[start QUOTED TEXT]
McDonald’s Board of Directors has been sued in a derivative action by a Local of the Teamsters Union in its capacity as a shareholder of McDonald’s.  The suit alleges that the Board breached its fiduciary duties to the shareholders by how it handled allegations of sexual misconduct by the company’s former Chief Executive Officer, Stephen Easterbrook, and McDonald’s head of Human Resources, David Fairhurst.

Easterbrook was promoted to Chief Executive Officer despite the Board knowing he was  involved in a relationship with an independent contractor that was prohibited under company policy. Fairhurst was alleged to have acted improperly at a company event but  suffered no consequence other than being warned about excessive drinking. Easterbrook did not inform the Board of Fairhurst’s conduct. Fairhurst became intoxicated at another company event and engaged in sexually inappropriate conduct that numerous McDonald’s employees reported to the company. Easterbrook did report that event to the Board but urged the Board to do no more than reduce Fairhurst’s annual bonus.

The Board subsequently received a complaint that Easterbrook was engaging in yet another impermissible relationship involving a McDonald’s employee. After what the Complaint describes as “an exceedingly cursory investigation” the Board terminated Easterbrook but did so  “without cause.” That decision permitted Easterbrook to leave with his reputation intact and, more to the point of the lawsuit, severance payments amounting to tens of millions of dollars.  The Complaint alleges that the Board doing so constituted a breach of its fiduciary duties to the shareholders.

The McDonald’s case is not unique. Other high-profile cases from companies such as Vice Media, Ford Motor Company, 21st Century Fox and Bank of America make it clear that sexual harassment occurs at the highest levels.  What is the takeaway lesson from these stories? It is that merely having an anti-harassment policy and a Human Resources Department are  not sufficient defenses against sexual harassment occurring and that the failure to enforce such policies at the highest level erodes respect for them at every level that eventually will lead to trouble.
[end QUOTED TEXT]
[start MATERIAL TO PROCESS]
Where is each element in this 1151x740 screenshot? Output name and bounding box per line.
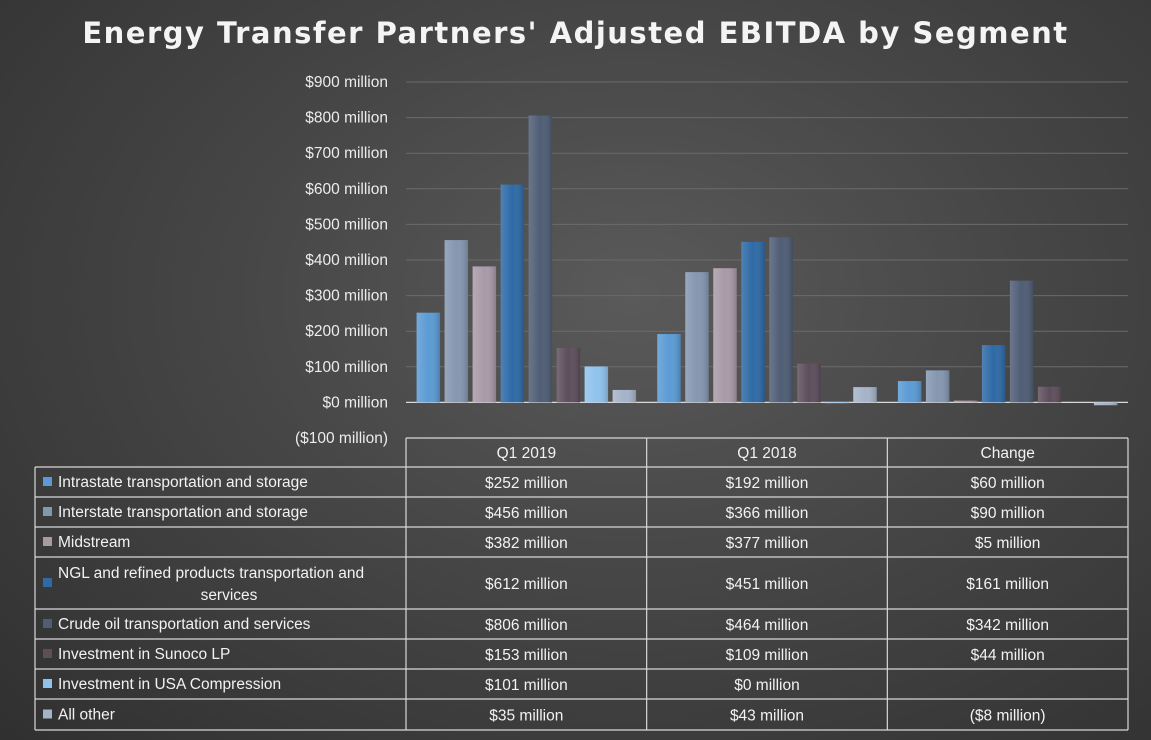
data-label: $153 million <box>485 647 568 664</box>
bars <box>416 115 1118 406</box>
bar-shading <box>685 272 709 403</box>
data-label: $806 million <box>485 617 568 634</box>
y-tick-label: $0 million <box>323 394 388 411</box>
legend-label: Midstream <box>58 534 130 551</box>
legend-key <box>43 709 52 719</box>
legend-label: NGL and refined products transportation … <box>58 565 364 604</box>
data-label: $60 million <box>971 475 1045 492</box>
legend-key <box>43 578 52 587</box>
bar-shading <box>528 115 553 403</box>
data-label: $44 million <box>971 647 1045 664</box>
legend-label: Interstate transportation and storage <box>58 504 308 521</box>
bar-shading <box>981 345 1006 403</box>
bar-shading <box>769 237 793 403</box>
bar-shading <box>444 240 469 403</box>
data-label: $43 million <box>730 708 804 725</box>
y-tick-label: $200 million <box>305 323 388 340</box>
data-label: $109 million <box>726 647 809 664</box>
data-label: $451 million <box>726 576 809 593</box>
bar-shading <box>1093 402 1118 406</box>
legend-key <box>43 619 52 628</box>
y-tick-label: $100 million <box>305 359 388 376</box>
bar-shading <box>897 381 922 403</box>
bar-shading <box>472 266 497 403</box>
data-label: $342 million <box>966 617 1049 634</box>
legend-key <box>43 649 52 658</box>
data-label: $377 million <box>726 535 809 552</box>
data-label: $456 million <box>485 505 568 522</box>
data-label: ($8 million) <box>970 708 1046 725</box>
bar-shading <box>1009 280 1034 403</box>
legend-label: Intrastate transportation and storage <box>58 474 308 491</box>
bar-shading <box>500 184 525 403</box>
bar-shading <box>657 334 681 403</box>
data-label: $0 million <box>734 677 799 694</box>
bar-shading <box>925 370 950 403</box>
y-tick-label: $500 million <box>305 216 388 233</box>
legend-key <box>43 507 52 516</box>
data-label: $161 million <box>966 576 1049 593</box>
bar-shading <box>741 241 765 403</box>
y-tick-label: ($100 million) <box>295 430 388 447</box>
legend-key <box>43 537 52 546</box>
data-label: $382 million <box>485 535 568 552</box>
data-label: $252 million <box>485 475 568 492</box>
data-label: $90 million <box>971 505 1045 522</box>
category-label: Q1 2019 <box>497 445 556 462</box>
data-label: $464 million <box>726 617 809 634</box>
legend-label: All other <box>58 707 115 724</box>
legend-label: Investment in Sunoco LP <box>58 646 230 663</box>
bar-shading <box>853 387 877 403</box>
bar-shading <box>416 312 441 403</box>
bar-shading <box>584 366 609 403</box>
legend-key <box>43 679 52 688</box>
bar-shading <box>612 389 637 403</box>
gridlines <box>406 81 1128 404</box>
legend-label: Crude oil transportation and services <box>58 616 311 633</box>
data-label: $101 million <box>485 677 568 694</box>
y-tick-label: $900 million <box>305 74 388 91</box>
y-tick-label: $300 million <box>305 288 388 305</box>
bar-shading <box>797 363 821 403</box>
y-tick-label: $800 million <box>305 110 388 127</box>
bar-shading <box>825 402 849 404</box>
data-label: $192 million <box>726 475 809 492</box>
legend-key <box>43 477 52 486</box>
y-tick-label: $400 million <box>305 252 388 269</box>
data-label: $612 million <box>485 576 568 593</box>
chart-title: Energy Transfer Partners' Adjusted EBITD… <box>82 16 1069 50</box>
y-tick-label: $700 million <box>305 145 388 162</box>
bar-shading <box>1037 386 1062 403</box>
y-axis-ticks: $900 million $800 million $700 million $600… <box>295 74 388 447</box>
bar-shading <box>713 268 737 403</box>
data-label: $366 million <box>726 505 809 522</box>
data-label: $5 million <box>975 535 1040 552</box>
bar-shading <box>556 347 581 403</box>
data-label: $35 million <box>489 708 563 725</box>
data-table: Q1 2019 Q1 2018 Change Intrastate transport… <box>34 437 1129 731</box>
legend-label: Investment in USA Compression <box>58 676 281 693</box>
y-tick-label: $600 million <box>305 181 388 198</box>
category-label: Change <box>981 445 1035 462</box>
bar-shading <box>953 400 978 403</box>
category-label: Q1 2018 <box>737 445 796 462</box>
[end MATERIAL TO PROCESS]
__REQUIRED WORK__:
a – Repeat the part of the McDonald's lawsuit text that runs from "The Board subsequently" to "to the shareholders.".
b – Format the lines of the records from the line with "data-label: $153 million" to the line with "data-label: $0 million" as a JSON list of strings, one string per line, with blank lines left out.

__ANSWERS IN ORDER__:
a –
The Board subsequently received a complaint that Easterbrook was engaging in yet another impermissible relationship involving a McDonald’s employee. After what the Complaint describes as “an exceedingly cursory investigation” the Board terminated Easterbrook but did so  “without cause.” That decision permitted Easterbrook to leave with his reputation intact and, more to the point of the lawsuit, severance payments amounting to tens of millions of dollars.  The Complaint alleges that the Board doing so constituted a breach of its fiduciary duties to the shareholders.

b –
[
  "data-label: $153 million <box>485 647 568 664</box>",
  "bars <box>416 115 1118 406</box>",
  "bar-shading <box>685 272 709 403</box>",
  "data-label: $806 million <box>485 617 568 634</box>",
  "y-tick-label: $0 million <box>323 394 388 411</box>",
  "legend-label: Midstream <box>58 534 130 551</box>",
  "legend-key <box>43 709 52 719</box>",
  "legend-label: NGL and refined products transportation … <box>58 565 364 604</box>",
  "data-label: $60 million <box>971 475 1045 492</box>",
  "legend-key <box>43 578 52 587</box>",
  "bar-shading <box>528 115 553 403</box>",
  "data-label: $44 million <box>971 647 1045 664</box>",
  "legend-label: Interstate transportation and storage <box>58 504 308 521</box>",
  "bar-shading <box>981 345 1006 403</box>",
  "bar-shading <box>769 237 793 403</box>",
  "bar-shading <box>444 240 469 403</box>",
  "data-label: $43 million <box>730 708 804 725</box>",
  "y-tick-label: $200 million <box>305 323 388 340</box>",
  "data-label: $109 million <box>726 647 809 664</box>",
  "data-label: $451 million <box>726 576 809 593</box>",
  "bar-shading <box>1093 402 1118 406</box>",
  "legend-key <box>43 619 52 628</box>",
  "y-tick-label: $100 million <box>305 359 388 376</box>",
  "bar-shading <box>897 381 922 403</box>",
  "bar-shading <box>472 266 497 403</box>",
  "data-label: $342 million <box>966 617 1049 634</box>",
  "legend-key <box>43 649 52 658</box>",
  "data-label: $377 million <box>726 535 809 552</box>",
  "data-label: $456 million <box>485 505 568 522</box>",
  "data-label: ($8 million) <box>970 708 1046 725</box>",
  "bar-shading <box>1009 280 1034 403</box>",
  "legend-label: Intrastate transportation and storage <box>58 474 308 491</box>",
  "bar-shading <box>500 184 525 403</box>",
  "bar-shading <box>657 334 681 403</box>",
  "data-label: $0 million <box>734 677 799 694</box>"
]